■ What you will do: Copy the listing below in full and skip every picture.

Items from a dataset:
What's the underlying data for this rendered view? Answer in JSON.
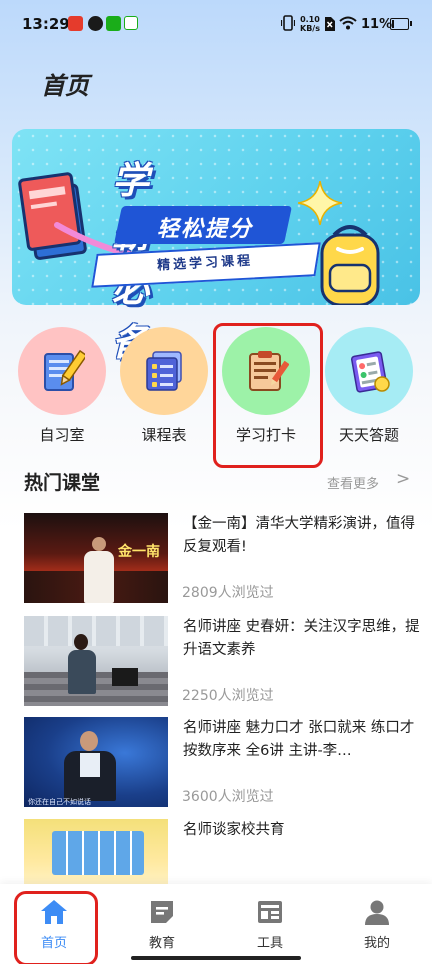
{
  "status_bar": {
    "time": "13:29",
    "net_speed_value": "0.10",
    "net_speed_unit": "KB/s",
    "battery": "11%",
    "battery_level": 0.11
  },
  "page": {
    "title": "首页"
  },
  "banner": {
    "headline": "学霸必备",
    "subline": "轻松提分",
    "tag": "精选学习课程"
  },
  "quick_entries": [
    {
      "label": "自习室",
      "icon": "pencil-notepad-icon",
      "bg": "#ffc3c3"
    },
    {
      "label": "课程表",
      "icon": "schedule-list-icon",
      "bg": "#ffd69a"
    },
    {
      "label": "学习打卡",
      "icon": "clipboard-check-icon",
      "bg": "#9df2a8"
    },
    {
      "label": "天天答题",
      "icon": "quiz-notebook-icon",
      "bg": "#a6ecf4"
    }
  ],
  "hot_section": {
    "title": "热门课堂",
    "more_label": "查看更多",
    "more_arrow": ">"
  },
  "courses": [
    {
      "title": "【金一南】清华大学精彩演讲，值得反复观看!",
      "views": "2809人浏览过",
      "thumb_text": "金一南"
    },
    {
      "title": "名师讲座 史春妍：关注汉字思维，提升语文素养",
      "views": "2250人浏览过"
    },
    {
      "title": "名师讲座 魅力口才 张口就来 练口才按数序来 全6讲 主讲-李…",
      "views": "3600人浏览过",
      "thumb_text": "你还在自己不如说话"
    },
    {
      "title": "名师谈家校共育",
      "views": ""
    }
  ],
  "tabbar": {
    "items": [
      {
        "label": "首页",
        "icon": "home-icon",
        "active": true
      },
      {
        "label": "教育",
        "icon": "document-icon",
        "active": false
      },
      {
        "label": "工具",
        "icon": "toolbox-icon",
        "active": false
      },
      {
        "label": "我的",
        "icon": "user-icon",
        "active": false
      }
    ]
  },
  "colors": {
    "accent": "#3d8cf5",
    "highlight_border": "#e0211d",
    "text_primary": "#222222",
    "text_secondary": "#999999"
  }
}
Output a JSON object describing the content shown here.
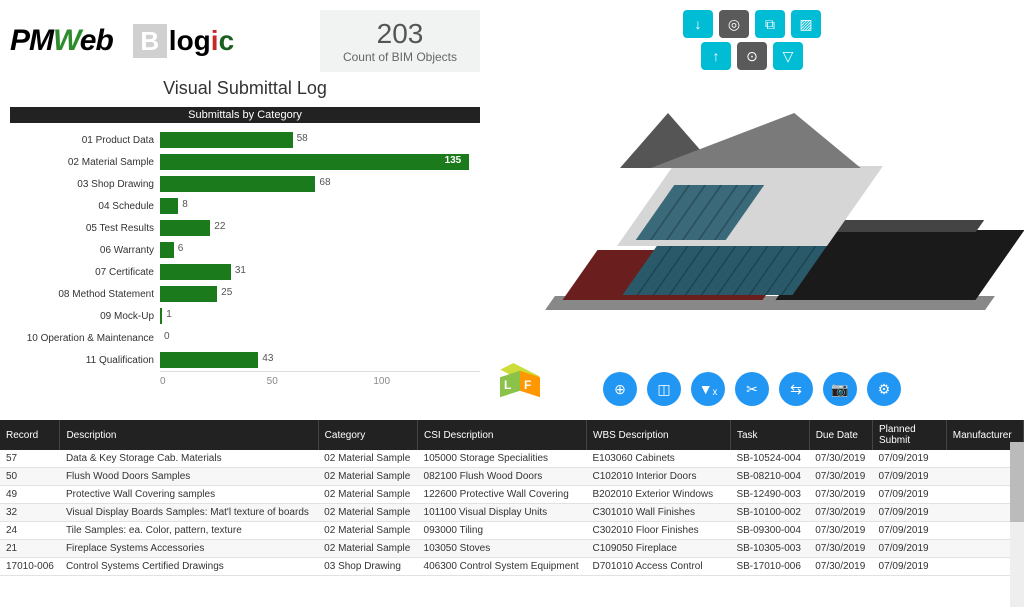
{
  "header": {
    "logo1_pm": "PM",
    "logo1_w": "W",
    "logo1_eb": "eb",
    "logo2_b": "B",
    "logo2_log": "log",
    "logo2_i": "i",
    "logo2_c": "c",
    "count_value": "203",
    "count_label": "Count of BIM Objects",
    "title": "Visual Submittal Log"
  },
  "chart_data": {
    "type": "bar",
    "title": "Submittals by Category",
    "orientation": "horizontal",
    "categories": [
      "01 Product Data",
      "02 Material Sample",
      "03 Shop Drawing",
      "04 Schedule",
      "05 Test Results",
      "06 Warranty",
      "07 Certificate",
      "08 Method Statement",
      "09 Mock-Up",
      "10 Operation & Maintenance",
      "11 Qualification"
    ],
    "values": [
      58,
      135,
      68,
      8,
      22,
      6,
      31,
      25,
      1,
      0,
      43
    ],
    "xlabel": "",
    "ylabel": "",
    "xlim": [
      0,
      140
    ],
    "ticks": [
      0,
      50,
      100
    ],
    "bar_color": "#1b7a1b",
    "highlight_index": 1
  },
  "viewer": {
    "top_icons": [
      "arrow-down",
      "target",
      "duplicate",
      "hatch",
      "arrow-up",
      "target-alt",
      "filter"
    ],
    "bottom_icons": [
      "reticle",
      "select-box",
      "filter-clear",
      "cut",
      "share",
      "camera",
      "settings"
    ],
    "cube_left": "L",
    "cube_front": "F"
  },
  "table": {
    "columns": [
      "Record",
      "Description",
      "Category",
      "CSI Description",
      "WBS Description",
      "Task",
      "Due Date",
      "Planned Submit",
      "Manufacturer"
    ],
    "rows": [
      {
        "rec": "57",
        "desc": "Data & Key Storage Cab. Materials",
        "cat": "02 Material Sample",
        "csi": "105000 Storage Specialities",
        "wbs": "E103060 Cabinets",
        "task": "SB-10524-004",
        "due": "07/30/2019",
        "plan": "07/09/2019",
        "mfr": ""
      },
      {
        "rec": "50",
        "desc": "Flush Wood Doors Samples",
        "cat": "02 Material Sample",
        "csi": "082100 Flush Wood Doors",
        "wbs": "C102010 Interior Doors",
        "task": "SB-08210-004",
        "due": "07/30/2019",
        "plan": "07/09/2019",
        "mfr": ""
      },
      {
        "rec": "49",
        "desc": "Protective Wall Covering samples",
        "cat": "02 Material Sample",
        "csi": "122600 Protective Wall Covering",
        "wbs": "B202010 Exterior Windows",
        "task": "SB-12490-003",
        "due": "07/30/2019",
        "plan": "07/09/2019",
        "mfr": ""
      },
      {
        "rec": "32",
        "desc": "Visual Display Boards Samples: Mat'l texture of boards",
        "cat": "02 Material Sample",
        "csi": "101100 Visual Display Units",
        "wbs": "C301010 Wall Finishes",
        "task": "SB-10100-002",
        "due": "07/30/2019",
        "plan": "07/09/2019",
        "mfr": ""
      },
      {
        "rec": "24",
        "desc": "Tile Samples: ea. Color, pattern, texture",
        "cat": "02 Material Sample",
        "csi": "093000 Tiling",
        "wbs": "C302010 Floor Finishes",
        "task": "SB-09300-004",
        "due": "07/30/2019",
        "plan": "07/09/2019",
        "mfr": ""
      },
      {
        "rec": "21",
        "desc": "Fireplace Systems Accessories",
        "cat": "02 Material Sample",
        "csi": "103050 Stoves",
        "wbs": "C109050 Fireplace",
        "task": "SB-10305-003",
        "due": "07/30/2019",
        "plan": "07/09/2019",
        "mfr": ""
      },
      {
        "rec": "17010-006",
        "desc": "Control Systems Certified Drawings",
        "cat": "03 Shop Drawing",
        "csi": "406300 Control System Equipment",
        "wbs": "D701010 Access Control",
        "task": "SB-17010-006",
        "due": "07/30/2019",
        "plan": "07/09/2019",
        "mfr": ""
      }
    ]
  }
}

■ Task response:
What's the underlying data for this rendered view? Answer in JSON.
{
  "status_bar": {
    "time": "13:29",
    "net_speed_value": "0.10",
    "net_speed_unit": "KB/s",
    "battery": "11%",
    "battery_level": 0.11
  },
  "page": {
    "title": "首页"
  },
  "banner": {
    "headline": "学霸必备",
    "subline": "轻松提分",
    "tag": "精选学习课程"
  },
  "quick_entries": [
    {
      "label": "自习室",
      "icon": "pencil-notepad-icon",
      "bg": "#ffc3c3"
    },
    {
      "label": "课程表",
      "icon": "schedule-list-icon",
      "bg": "#ffd69a"
    },
    {
      "label": "学习打卡",
      "icon": "clipboard-check-icon",
      "bg": "#9df2a8"
    },
    {
      "label": "天天答题",
      "icon": "quiz-notebook-icon",
      "bg": "#a6ecf4"
    }
  ],
  "hot_section": {
    "title": "热门课堂",
    "more_label": "查看更多",
    "more_arrow": ">"
  },
  "courses": [
    {
      "title": "【金一南】清华大学精彩演讲，值得反复观看!",
      "views": "2809人浏览过",
      "thumb_text": "金一南"
    },
    {
      "title": "名师讲座 史春妍：关注汉字思维，提升语文素养",
      "views": "2250人浏览过"
    },
    {
      "title": "名师讲座 魅力口才 张口就来 练口才按数序来 全6讲 主讲-李…",
      "views": "3600人浏览过",
      "thumb_text": "你还在自己不如说话"
    },
    {
      "title": "名师谈家校共育",
      "views": ""
    }
  ],
  "tabbar": {
    "items": [
      {
        "label": "首页",
        "icon": "home-icon",
        "active": true
      },
      {
        "label": "教育",
        "icon": "document-icon",
        "active": false
      },
      {
        "label": "工具",
        "icon": "toolbox-icon",
        "active": false
      },
      {
        "label": "我的",
        "icon": "user-icon",
        "active": false
      }
    ]
  },
  "colors": {
    "accent": "#3d8cf5",
    "highlight_border": "#e0211d",
    "text_primary": "#222222",
    "text_secondary": "#999999"
  }
}
Output a JSON object describing the content shown here.
{
  "header": {
    "logo1_pm": "PM",
    "logo1_w": "W",
    "logo1_eb": "eb",
    "logo2_b": "B",
    "logo2_log": "log",
    "logo2_i": "i",
    "logo2_c": "c",
    "count_value": "203",
    "count_label": "Count of BIM Objects",
    "title": "Visual Submittal Log"
  },
  "chart_data": {
    "type": "bar",
    "title": "Submittals by Category",
    "orientation": "horizontal",
    "categories": [
      "01 Product Data",
      "02 Material Sample",
      "03 Shop Drawing",
      "04 Schedule",
      "05 Test Results",
      "06 Warranty",
      "07 Certificate",
      "08 Method Statement",
      "09 Mock-Up",
      "10 Operation & Maintenance",
      "11 Qualification"
    ],
    "values": [
      58,
      135,
      68,
      8,
      22,
      6,
      31,
      25,
      1,
      0,
      43
    ],
    "xlabel": "",
    "ylabel": "",
    "xlim": [
      0,
      140
    ],
    "ticks": [
      0,
      50,
      100
    ],
    "bar_color": "#1b7a1b",
    "highlight_index": 1
  },
  "viewer": {
    "top_icons": [
      "arrow-down",
      "target",
      "duplicate",
      "hatch",
      "arrow-up",
      "target-alt",
      "filter"
    ],
    "bottom_icons": [
      "reticle",
      "select-box",
      "filter-clear",
      "cut",
      "share",
      "camera",
      "settings"
    ],
    "cube_left": "L",
    "cube_front": "F"
  },
  "table": {
    "columns": [
      "Record",
      "Description",
      "Category",
      "CSI Description",
      "WBS Description",
      "Task",
      "Due Date",
      "Planned Submit",
      "Manufacturer"
    ],
    "rows": [
      {
        "rec": "57",
        "desc": "Data & Key Storage Cab. Materials",
        "cat": "02 Material Sample",
        "csi": "105000 Storage Specialities",
        "wbs": "E103060 Cabinets",
        "task": "SB-10524-004",
        "due": "07/30/2019",
        "plan": "07/09/2019",
        "mfr": ""
      },
      {
        "rec": "50",
        "desc": "Flush Wood Doors Samples",
        "cat": "02 Material Sample",
        "csi": "082100 Flush Wood Doors",
        "wbs": "C102010 Interior Doors",
        "task": "SB-08210-004",
        "due": "07/30/2019",
        "plan": "07/09/2019",
        "mfr": ""
      },
      {
        "rec": "49",
        "desc": "Protective Wall Covering samples",
        "cat": "02 Material Sample",
        "csi": "122600 Protective Wall Covering",
        "wbs": "B202010 Exterior Windows",
        "task": "SB-12490-003",
        "due": "07/30/2019",
        "plan": "07/09/2019",
        "mfr": ""
      },
      {
        "rec": "32",
        "desc": "Visual Display Boards Samples: Mat'l texture of boards",
        "cat": "02 Material Sample",
        "csi": "101100 Visual Display Units",
        "wbs": "C301010 Wall Finishes",
        "task": "SB-10100-002",
        "due": "07/30/2019",
        "plan": "07/09/2019",
        "mfr": ""
      },
      {
        "rec": "24",
        "desc": "Tile Samples: ea. Color, pattern, texture",
        "cat": "02 Material Sample",
        "csi": "093000 Tiling",
        "wbs": "C302010 Floor Finishes",
        "task": "SB-09300-004",
        "due": "07/30/2019",
        "plan": "07/09/2019",
        "mfr": ""
      },
      {
        "rec": "21",
        "desc": "Fireplace Systems Accessories",
        "cat": "02 Material Sample",
        "csi": "103050 Stoves",
        "wbs": "C109050 Fireplace",
        "task": "SB-10305-003",
        "due": "07/30/2019",
        "plan": "07/09/2019",
        "mfr": ""
      },
      {
        "rec": "17010-006",
        "desc": "Control Systems Certified Drawings",
        "cat": "03 Shop Drawing",
        "csi": "406300 Control System Equipment",
        "wbs": "D701010 Access Control",
        "task": "SB-17010-006",
        "due": "07/30/2019",
        "plan": "07/09/2019",
        "mfr": ""
      }
    ]
  }
}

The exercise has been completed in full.